#### DOCUMENT:
_ _ _ _

How to do proper locking

[Hans Petter Selasky]

Hi,

I am looking for a safe way to access structures that can be freed. The 
solution I am looking for must not:

- hinder scaleability
- lead to use of a single lock
- lead to lock order reversal


Here is the solution I have landed on so far:


First I plan to make a reference count manager that has the following extern 
functions:

u_int32_t *ref_alloc(); // will allocate a reference count
void ref_free(u_int32_t *); // will free a reference count and increment it.
                            // Note that the pointer passed to this function
                            // is still valid after its call

u_int32_t ref_atomic_read(u_int32_t *); // will read the value 
                                        // of a reference count

void ref_atomic_increment(u_int32_t *); // will increment the value
                                        // of a reference count

Assume that we have the following structure:

struct my_struct {

  struct mtx *p_mtx;
  u_int32_t *p_ref;

  u_int8_t my_data[256];

};



At some point this structure is allocated:

static struct my_struct *ptr;

mtx_lock(lock_A);
if(ptr == NULL)
{
  ptr = malloc(...);

  if(ptr)
  {
    ptr->p_ref = ref_alloc();
    ptr->p_mtx = mtx_alloc();
  }
}
mtx_unlock(lock_A);




At some other point it is freed:

mtx_lock(lock_A);
ptr_copy = ptr;
ptr = NULL;
mtx_unlock(lock_A);

if(ptr_copy)
{
  mtx_lock(ptr_copy->p_mtx); // we want to hold this lock 
                             // to block the callback while 
                             // incrementing refcount

  ref_free(ptr_copy->p_ref); // will increment the refcount
  mtx_unlock(ptr_copy->p_mtx); 

  mtx_free(ptr_copy->p_mtx); // Note: mutex is still valid after this!
  free(ptr_copy);
}




Then at the last point we want to access this structure, but we don't want to 
hold "lock_A", but rather "ptr->p_mtx", to increase performance.

FIRST_PART:

mtx_lock(lock_A);
if(ptr)
{
  p_ref_copy = ptr->p_ref;
  ref_value = ref_atomic_read(ptr->p_ref);
  p_mtx_copy = ptr->p_mtx;
}
else
{
  p_ref_copy = NULL;
}
mtx_unlock(lock_A);

SECOND_PART:

if(p_ref_copy)
{
  mtx_lock(p_mtx_copy);

  if(ref_value == ref_atomic_read(p_ref_copy))
  {
     /* this structure is still allocated */
     CALLBACK_CODE_HERE:
  }
  else
  {
     /* this structure has been freed */
  }

  mtx_unlock(p_mtx_copy);
}


To access a memory structure safely, one needs three parameters, according to 
my theory: "p_ref_copy", "ref_value", "p_mtx_copy". Then I thought that one 
might prestore these, so that the "FIRST_PART" can be skipped, left with only 
the "SECOND_PART". Then I thought that the "SECOND_PART" could be implemented 
by existing callbacks, so that we stay out of trouble.


Any comments ?



(Hence todays computers are so fast, one might want to use a 64-bit reference 
count. So after some billion years my model will fail, but one will probably 
reboot long before that :-)


--HPS

_ _ _ _

#### REQUIRED ACTIONS:
**A)** Return the part of the locking post between "To access a" and "Any comments ?", inclusive, word for word.
**B)** Retype, without changes, only the rows below that fall between the lines holding "r6-ref-label: R6 [1000, 198, 1032, 226]" and "r7-ref-label: R7 [409, 179, 441, 207]", inclusive.

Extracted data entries
_ _ _ _

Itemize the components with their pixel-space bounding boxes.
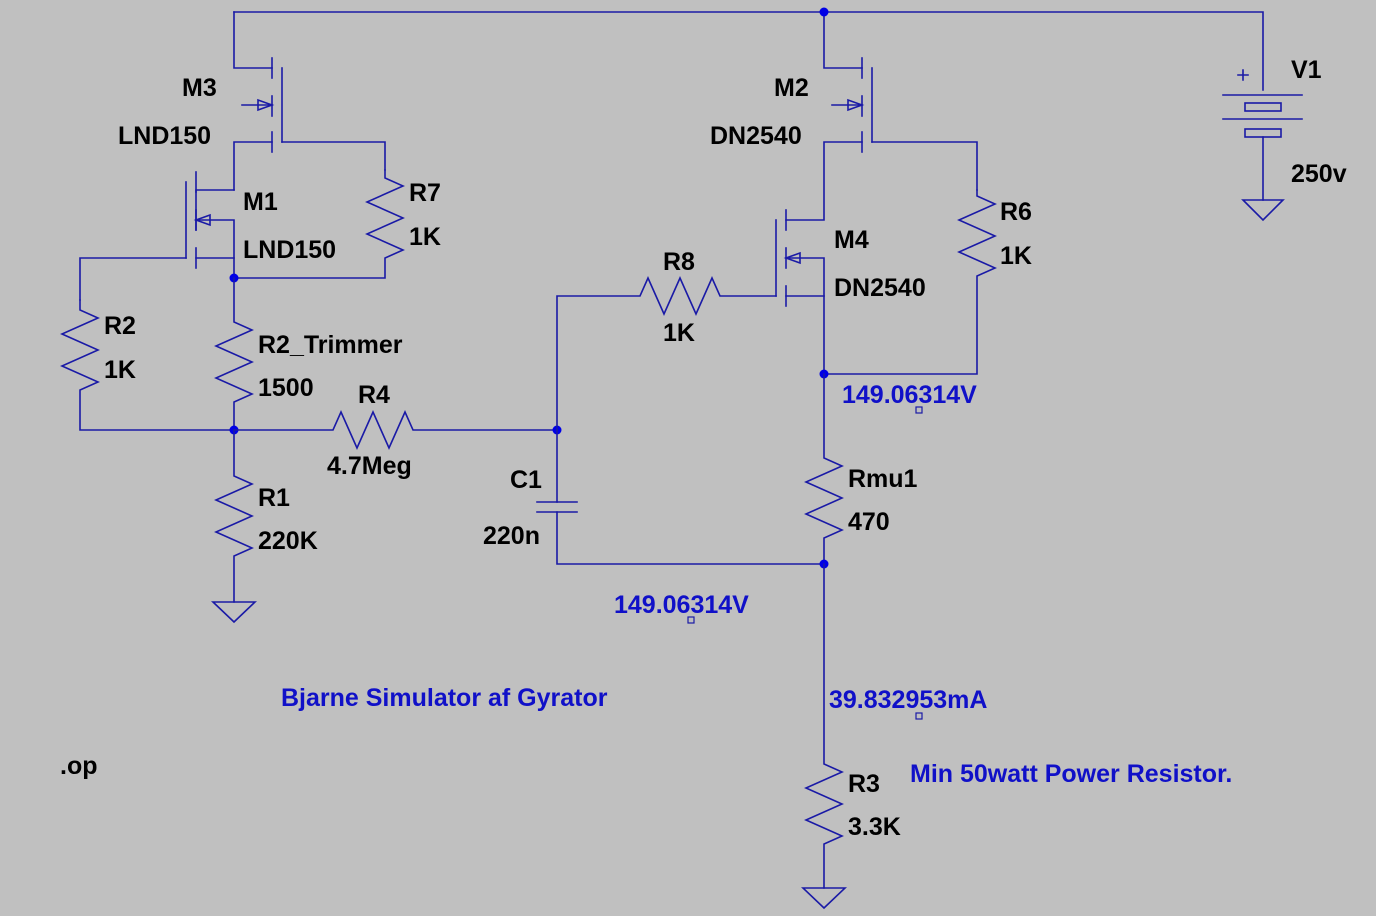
r6-ref-label: R6 [1000, 198, 1032, 226]
mosfet-symbol-m2[interactable] [785, 57, 978, 221]
mosfet-symbol-m4[interactable] [775, 209, 825, 375]
m2-ref-label: M2 [774, 74, 809, 102]
c1-value-label: 220n [483, 522, 540, 550]
m4-model-label: DN2540 [834, 274, 926, 302]
mosfet-symbol-m3[interactable] [233, 57, 386, 191]
schematic-canvas[interactable]: V1 250v M3 LND150 R7 1K M1 LND150 R2 1K [0, 0, 1376, 916]
resistor-symbol-r4[interactable] [233, 410, 558, 450]
voltage-probe-output-label: 149.06314V [614, 591, 749, 619]
r7-value-label: 1K [409, 223, 441, 251]
mosfet-symbol-m1[interactable] [79, 171, 235, 301]
r1-ref-label: R1 [258, 484, 290, 512]
supply-rail-wire [233, 11, 1264, 91]
r1-value-label: 220K [258, 527, 318, 555]
r8-ref-label: R8 [663, 248, 695, 276]
r2-value-label: 1K [104, 356, 136, 384]
v1-ref-label: V1 [1291, 56, 1322, 84]
r4-ref-label: R4 [358, 381, 390, 409]
resistor-symbol-rmu1[interactable] [804, 373, 844, 565]
ground-icon [1241, 199, 1285, 222]
voltage-probe-source-label: 149.06314V [842, 381, 977, 409]
schematic-title: Bjarne Simulator af Gyrator [281, 684, 608, 712]
v1-value-label: 250v [1291, 160, 1347, 188]
m1-ref-label: M1 [243, 188, 278, 216]
junction-dot [819, 7, 829, 17]
resistor-symbol-r1[interactable] [214, 429, 254, 603]
current-probe-label: 39.832953mA [829, 686, 987, 714]
m3-ref-label: M3 [182, 74, 217, 102]
r2-trimmer-value-label: 1500 [258, 374, 314, 402]
c1-ref-label: C1 [510, 466, 542, 494]
ground-icon [801, 887, 847, 910]
r2-trimmer-ref-label: R2_Trimmer [258, 331, 403, 359]
r8-value-label: 1K [663, 319, 695, 347]
resistor-symbol-r2[interactable] [60, 299, 235, 431]
plus-sign-icon [1237, 69, 1249, 81]
ground-icon [211, 601, 257, 624]
m4-ref-label: M4 [834, 226, 869, 254]
power-resistor-note: Min 50watt Power Resistor. [910, 760, 1232, 788]
rmu1-value-label: 470 [848, 508, 890, 536]
rmu1-ref-label: Rmu1 [848, 465, 918, 493]
r3-ref-label: R3 [848, 770, 880, 798]
r2-ref-label: R2 [104, 312, 136, 340]
resistor-symbol-r2-trimmer[interactable] [214, 277, 254, 431]
capacitor-symbol-c1[interactable] [536, 429, 825, 565]
r7-ref-label: R7 [409, 179, 441, 207]
spice-directive[interactable]: .op [60, 752, 98, 780]
r3-value-label: 3.3K [848, 813, 901, 841]
r4-value-label: 4.7Meg [327, 452, 412, 480]
m3-model-label: LND150 [118, 122, 211, 150]
m2-model-label: DN2540 [710, 122, 802, 150]
resistor-symbol-r8[interactable] [556, 276, 777, 431]
m1-model-label: LND150 [243, 236, 336, 264]
resistor-symbol-r3[interactable] [804, 563, 844, 889]
r6-value-label: 1K [1000, 242, 1032, 270]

_ _ _ _

#### ANSWERS TO THE TASKS:
**A)**
To access a memory structure safely, one needs three parameters, according to 
my theory: "p_ref_copy", "ref_value", "p_mtx_copy". Then I thought that one 
might prestore these, so that the "FIRST_PART" can be skipped, left with only 
the "SECOND_PART". Then I thought that the "SECOND_PART" could be implemented 
by existing callbacks, so that we stay out of trouble.


Any comments ?

**B)**
r6-ref-label: R6 [1000, 198, 1032, 226]
mosfet-symbol-m2[interactable] [785, 57, 978, 221]
mosfet-symbol-m4[interactable] [775, 209, 825, 375]
m2-ref-label: M2 [774, 74, 809, 102]
c1-value-label: 220n [483, 522, 540, 550]
m4-model-label: DN2540 [834, 274, 926, 302]
mosfet-symbol-m3[interactable] [233, 57, 386, 191]
schematic-canvas[interactable]: V1 250v M3 LND150 R7 1K M1 LND150 R2 1K [0, 0, 1376, 916]
resistor-symbol-r4[interactable] [233, 410, 558, 450]
voltage-probe-output-label: 149.06314V [614, 591, 749, 619]
r7-value-label: 1K [409, 223, 441, 251]
mosfet-symbol-m1[interactable] [79, 171, 235, 301]
r1-ref-label: R1 [258, 484, 290, 512]
supply-rail-wire [233, 11, 1264, 91]
r1-value-label: 220K [258, 527, 318, 555]
r8-ref-label: R8 [663, 248, 695, 276]
r2-value-label: 1K [104, 356, 136, 384]
v1-ref-label: V1 [1291, 56, 1322, 84]
r4-ref-label: R4 [358, 381, 390, 409]
resistor-symbol-rmu1[interactable] [804, 373, 844, 565]
ground-icon [1241, 199, 1285, 222]
voltage-probe-source-label: 149.06314V [842, 381, 977, 409]
schematic-title: Bjarne Simulator af Gyrator [281, 684, 608, 712]
v1-value-label: 250v [1291, 160, 1347, 188]
m1-ref-label: M1 [243, 188, 278, 216]
junction-dot [819, 7, 829, 17]
resistor-symbol-r1[interactable] [214, 429, 254, 603]
current-probe-label: 39.832953mA [829, 686, 987, 714]
m3-ref-label: M3 [182, 74, 217, 102]
r2-trimmer-value-label: 1500 [258, 374, 314, 402]
c1-ref-label: C1 [510, 466, 542, 494]
ground-icon [801, 887, 847, 910]
r2-trimmer-ref-label: R2_Trimmer [258, 331, 403, 359]
r8-value-label: 1K [663, 319, 695, 347]
resistor-symbol-r2[interactable] [60, 299, 235, 431]
plus-sign-icon [1237, 69, 1249, 81]
ground-icon [211, 601, 257, 624]
m4-ref-label: M4 [834, 226, 869, 254]
power-resistor-note: Min 50watt Power Resistor. [910, 760, 1232, 788]
rmu1-value-label: 470 [848, 508, 890, 536]
rmu1-ref-label: Rmu1 [848, 465, 918, 493]
r3-ref-label: R3 [848, 770, 880, 798]
r2-ref-label: R2 [104, 312, 136, 340]
resistor-symbol-r2-trimmer[interactable] [214, 277, 254, 431]
capacitor-symbol-c1[interactable] [536, 429, 825, 565]
r7-ref-label: R7 [409, 179, 441, 207]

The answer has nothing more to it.